Give back the records in their entirety, exactly.

---

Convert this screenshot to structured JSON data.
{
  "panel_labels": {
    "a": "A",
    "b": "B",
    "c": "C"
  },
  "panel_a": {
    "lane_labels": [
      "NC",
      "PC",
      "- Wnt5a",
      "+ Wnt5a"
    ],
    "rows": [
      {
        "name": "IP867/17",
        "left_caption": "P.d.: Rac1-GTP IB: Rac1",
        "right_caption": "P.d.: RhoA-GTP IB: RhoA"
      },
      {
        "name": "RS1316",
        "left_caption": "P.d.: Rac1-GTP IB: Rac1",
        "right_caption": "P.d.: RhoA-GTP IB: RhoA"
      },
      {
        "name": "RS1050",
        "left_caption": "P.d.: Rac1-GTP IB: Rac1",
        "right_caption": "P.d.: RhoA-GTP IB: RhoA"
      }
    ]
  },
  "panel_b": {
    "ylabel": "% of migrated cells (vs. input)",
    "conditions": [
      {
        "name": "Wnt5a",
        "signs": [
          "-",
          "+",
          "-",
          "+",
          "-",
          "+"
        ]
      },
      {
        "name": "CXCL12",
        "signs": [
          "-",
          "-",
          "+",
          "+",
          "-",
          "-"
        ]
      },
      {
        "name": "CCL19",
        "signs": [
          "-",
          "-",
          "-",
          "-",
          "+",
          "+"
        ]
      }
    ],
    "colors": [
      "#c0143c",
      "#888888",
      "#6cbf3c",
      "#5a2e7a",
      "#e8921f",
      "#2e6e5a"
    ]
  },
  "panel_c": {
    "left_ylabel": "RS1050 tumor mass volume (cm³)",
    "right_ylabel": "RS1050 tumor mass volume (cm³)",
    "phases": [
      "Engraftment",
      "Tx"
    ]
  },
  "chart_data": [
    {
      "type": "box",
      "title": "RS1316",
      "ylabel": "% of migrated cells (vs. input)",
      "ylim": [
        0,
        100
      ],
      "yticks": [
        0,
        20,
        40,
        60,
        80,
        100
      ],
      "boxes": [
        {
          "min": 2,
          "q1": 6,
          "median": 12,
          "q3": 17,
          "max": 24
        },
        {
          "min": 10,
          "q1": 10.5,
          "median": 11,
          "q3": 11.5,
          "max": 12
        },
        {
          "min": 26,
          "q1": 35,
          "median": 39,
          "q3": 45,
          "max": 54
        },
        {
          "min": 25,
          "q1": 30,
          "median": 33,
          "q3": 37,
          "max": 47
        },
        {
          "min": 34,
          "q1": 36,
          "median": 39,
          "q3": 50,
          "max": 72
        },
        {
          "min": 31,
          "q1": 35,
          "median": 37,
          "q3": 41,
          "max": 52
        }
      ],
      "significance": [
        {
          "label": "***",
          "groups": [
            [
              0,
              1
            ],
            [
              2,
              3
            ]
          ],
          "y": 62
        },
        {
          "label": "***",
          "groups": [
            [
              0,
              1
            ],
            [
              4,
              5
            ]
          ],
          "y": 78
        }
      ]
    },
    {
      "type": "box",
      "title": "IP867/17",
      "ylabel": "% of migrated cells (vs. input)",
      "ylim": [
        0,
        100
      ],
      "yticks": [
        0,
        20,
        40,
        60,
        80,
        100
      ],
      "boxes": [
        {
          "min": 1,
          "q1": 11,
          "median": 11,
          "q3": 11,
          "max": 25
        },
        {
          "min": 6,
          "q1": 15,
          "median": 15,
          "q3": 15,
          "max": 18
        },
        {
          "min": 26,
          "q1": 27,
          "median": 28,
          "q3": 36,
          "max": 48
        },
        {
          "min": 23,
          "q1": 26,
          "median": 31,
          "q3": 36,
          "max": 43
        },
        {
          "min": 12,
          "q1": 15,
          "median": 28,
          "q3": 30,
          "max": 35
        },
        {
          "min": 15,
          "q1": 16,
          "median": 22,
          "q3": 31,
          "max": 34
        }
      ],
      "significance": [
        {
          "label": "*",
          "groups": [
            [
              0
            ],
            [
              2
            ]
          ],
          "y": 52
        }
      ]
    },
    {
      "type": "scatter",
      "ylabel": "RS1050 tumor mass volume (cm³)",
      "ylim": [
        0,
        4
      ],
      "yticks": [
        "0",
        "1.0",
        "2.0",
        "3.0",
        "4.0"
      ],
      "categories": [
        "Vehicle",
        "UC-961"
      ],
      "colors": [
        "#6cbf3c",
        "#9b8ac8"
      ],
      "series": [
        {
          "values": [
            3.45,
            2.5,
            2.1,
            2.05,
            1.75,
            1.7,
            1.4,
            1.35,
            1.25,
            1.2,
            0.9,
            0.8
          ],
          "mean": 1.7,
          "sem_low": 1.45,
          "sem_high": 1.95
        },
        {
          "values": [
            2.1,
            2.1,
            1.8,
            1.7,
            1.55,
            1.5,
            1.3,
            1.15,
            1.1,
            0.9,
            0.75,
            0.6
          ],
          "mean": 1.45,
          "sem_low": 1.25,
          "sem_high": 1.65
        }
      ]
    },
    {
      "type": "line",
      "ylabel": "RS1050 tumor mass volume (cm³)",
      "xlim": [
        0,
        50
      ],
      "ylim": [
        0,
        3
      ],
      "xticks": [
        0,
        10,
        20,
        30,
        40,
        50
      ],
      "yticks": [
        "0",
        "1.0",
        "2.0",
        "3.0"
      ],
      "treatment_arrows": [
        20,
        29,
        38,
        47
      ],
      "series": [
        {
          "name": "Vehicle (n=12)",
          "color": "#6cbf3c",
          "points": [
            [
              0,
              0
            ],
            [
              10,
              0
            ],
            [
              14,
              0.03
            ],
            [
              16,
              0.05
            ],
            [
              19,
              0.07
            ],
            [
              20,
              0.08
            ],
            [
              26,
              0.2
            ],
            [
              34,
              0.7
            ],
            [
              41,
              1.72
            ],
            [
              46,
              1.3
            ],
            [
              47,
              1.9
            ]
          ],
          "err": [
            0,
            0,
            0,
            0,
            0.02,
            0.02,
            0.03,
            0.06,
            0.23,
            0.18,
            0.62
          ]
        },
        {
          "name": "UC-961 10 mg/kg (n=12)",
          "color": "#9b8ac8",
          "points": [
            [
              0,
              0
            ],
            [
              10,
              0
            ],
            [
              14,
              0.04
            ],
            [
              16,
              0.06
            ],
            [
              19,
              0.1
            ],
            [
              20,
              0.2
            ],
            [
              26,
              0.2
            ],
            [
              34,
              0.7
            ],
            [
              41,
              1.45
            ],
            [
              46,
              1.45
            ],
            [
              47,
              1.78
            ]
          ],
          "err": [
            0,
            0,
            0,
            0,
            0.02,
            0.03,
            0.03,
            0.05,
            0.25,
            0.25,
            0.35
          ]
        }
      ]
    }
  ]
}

---

▸ **Solution**:
Convert this screenshot to structured JSON data.
{
  "panel_labels": {
    "a": "A",
    "b": "B",
    "c": "C"
  },
  "panel_a": {
    "lane_labels": [
      "NC",
      "PC",
      "- Wnt5a",
      "+ Wnt5a"
    ],
    "rows": [
      {
        "name": "IP867/17",
        "left_caption": "P.d.: Rac1-GTP IB: Rac1",
        "right_caption": "P.d.: RhoA-GTP IB: RhoA"
      },
      {
        "name": "RS1316",
        "left_caption": "P.d.: Rac1-GTP IB: Rac1",
        "right_caption": "P.d.: RhoA-GTP IB: RhoA"
      },
      {
        "name": "RS1050",
        "left_caption": "P.d.: Rac1-GTP IB: Rac1",
        "right_caption": "P.d.: RhoA-GTP IB: RhoA"
      }
    ]
  },
  "panel_b": {
    "ylabel": "% of migrated cells (vs. input)",
    "conditions": [
      {
        "name": "Wnt5a",
        "signs": [
          "-",
          "+",
          "-",
          "+",
          "-",
          "+"
        ]
      },
      {
        "name": "CXCL12",
        "signs": [
          "-",
          "-",
          "+",
          "+",
          "-",
          "-"
        ]
      },
      {
        "name": "CCL19",
        "signs": [
          "-",
          "-",
          "-",
          "-",
          "+",
          "+"
        ]
      }
    ],
    "colors": [
      "#c0143c",
      "#888888",
      "#6cbf3c",
      "#5a2e7a",
      "#e8921f",
      "#2e6e5a"
    ]
  },
  "panel_c": {
    "left_ylabel": "RS1050 tumor mass volume (cm³)",
    "right_ylabel": "RS1050 tumor mass volume (cm³)",
    "phases": [
      "Engraftment",
      "Tx"
    ]
  },
  "chart_data": [
    {
      "type": "box",
      "title": "RS1316",
      "ylabel": "% of migrated cells (vs. input)",
      "ylim": [
        0,
        100
      ],
      "yticks": [
        0,
        20,
        40,
        60,
        80,
        100
      ],
      "boxes": [
        {
          "min": 2,
          "q1": 6,
          "median": 12,
          "q3": 17,
          "max": 24
        },
        {
          "min": 10,
          "q1": 10.5,
          "median": 11,
          "q3": 11.5,
          "max": 12
        },
        {
          "min": 26,
          "q1": 35,
          "median": 39,
          "q3": 45,
          "max": 54
        },
        {
          "min": 25,
          "q1": 30,
          "median": 33,
          "q3": 37,
          "max": 47
        },
        {
          "min": 34,
          "q1": 36,
          "median": 39,
          "q3": 50,
          "max": 72
        },
        {
          "min": 31,
          "q1": 35,
          "median": 37,
          "q3": 41,
          "max": 52
        }
      ],
      "significance": [
        {
          "label": "***",
          "groups": [
            [
              0,
              1
            ],
            [
              2,
              3
            ]
          ],
          "y": 62
        },
        {
          "label": "***",
          "groups": [
            [
              0,
              1
            ],
            [
              4,
              5
            ]
          ],
          "y": 78
        }
      ]
    },
    {
      "type": "box",
      "title": "IP867/17",
      "ylabel": "% of migrated cells (vs. input)",
      "ylim": [
        0,
        100
      ],
      "yticks": [
        0,
        20,
        40,
        60,
        80,
        100
      ],
      "boxes": [
        {
          "min": 1,
          "q1": 11,
          "median": 11,
          "q3": 11,
          "max": 25
        },
        {
          "min": 6,
          "q1": 15,
          "median": 15,
          "q3": 15,
          "max": 18
        },
        {
          "min": 26,
          "q1": 27,
          "median": 28,
          "q3": 36,
          "max": 48
        },
        {
          "min": 23,
          "q1": 26,
          "median": 31,
          "q3": 36,
          "max": 43
        },
        {
          "min": 12,
          "q1": 15,
          "median": 28,
          "q3": 30,
          "max": 35
        },
        {
          "min": 15,
          "q1": 16,
          "median": 22,
          "q3": 31,
          "max": 34
        }
      ],
      "significance": [
        {
          "label": "*",
          "groups": [
            [
              0
            ],
            [
              2
            ]
          ],
          "y": 52
        }
      ]
    },
    {
      "type": "scatter",
      "ylabel": "RS1050 tumor mass volume (cm³)",
      "ylim": [
        0,
        4
      ],
      "yticks": [
        "0",
        "1.0",
        "2.0",
        "3.0",
        "4.0"
      ],
      "categories": [
        "Vehicle",
        "UC-961"
      ],
      "colors": [
        "#6cbf3c",
        "#9b8ac8"
      ],
      "series": [
        {
          "values": [
            3.45,
            2.5,
            2.1,
            2.05,
            1.75,
            1.7,
            1.4,
            1.35,
            1.25,
            1.2,
            0.9,
            0.8
          ],
          "mean": 1.7,
          "sem_low": 1.45,
          "sem_high": 1.95
        },
        {
          "values": [
            2.1,
            2.1,
            1.8,
            1.7,
            1.55,
            1.5,
            1.3,
            1.15,
            1.1,
            0.9,
            0.75,
            0.6
          ],
          "mean": 1.45,
          "sem_low": 1.25,
          "sem_high": 1.65
        }
      ]
    },
    {
      "type": "line",
      "ylabel": "RS1050 tumor mass volume (cm³)",
      "xlim": [
        0,
        50
      ],
      "ylim": [
        0,
        3
      ],
      "xticks": [
        0,
        10,
        20,
        30,
        40,
        50
      ],
      "yticks": [
        "0",
        "1.0",
        "2.0",
        "3.0"
      ],
      "treatment_arrows": [
        20,
        29,
        38,
        47
      ],
      "series": [
        {
          "name": "Vehicle (n=12)",
          "color": "#6cbf3c",
          "points": [
            [
              0,
              0
            ],
            [
              10,
              0
            ],
            [
              14,
              0.03
            ],
            [
              16,
              0.05
            ],
            [
              19,
              0.07
            ],
            [
              20,
              0.08
            ],
            [
              26,
              0.2
            ],
            [
              34,
              0.7
            ],
            [
              41,
              1.72
            ],
            [
              46,
              1.3
            ],
            [
              47,
              1.9
            ]
          ],
          "err": [
            0,
            0,
            0,
            0,
            0.02,
            0.02,
            0.03,
            0.06,
            0.23,
            0.18,
            0.62
          ]
        },
        {
          "name": "UC-961 10 mg/kg (n=12)",
          "color": "#9b8ac8",
          "points": [
            [
              0,
              0
            ],
            [
              10,
              0
            ],
            [
              14,
              0.04
            ],
            [
              16,
              0.06
            ],
            [
              19,
              0.1
            ],
            [
              20,
              0.2
            ],
            [
              26,
              0.2
            ],
            [
              34,
              0.7
            ],
            [
              41,
              1.45
            ],
            [
              46,
              1.45
            ],
            [
              47,
              1.78
            ]
          ],
          "err": [
            0,
            0,
            0,
            0,
            0.02,
            0.03,
            0.03,
            0.05,
            0.25,
            0.25,
            0.35
          ]
        }
      ]
    }
  ]
}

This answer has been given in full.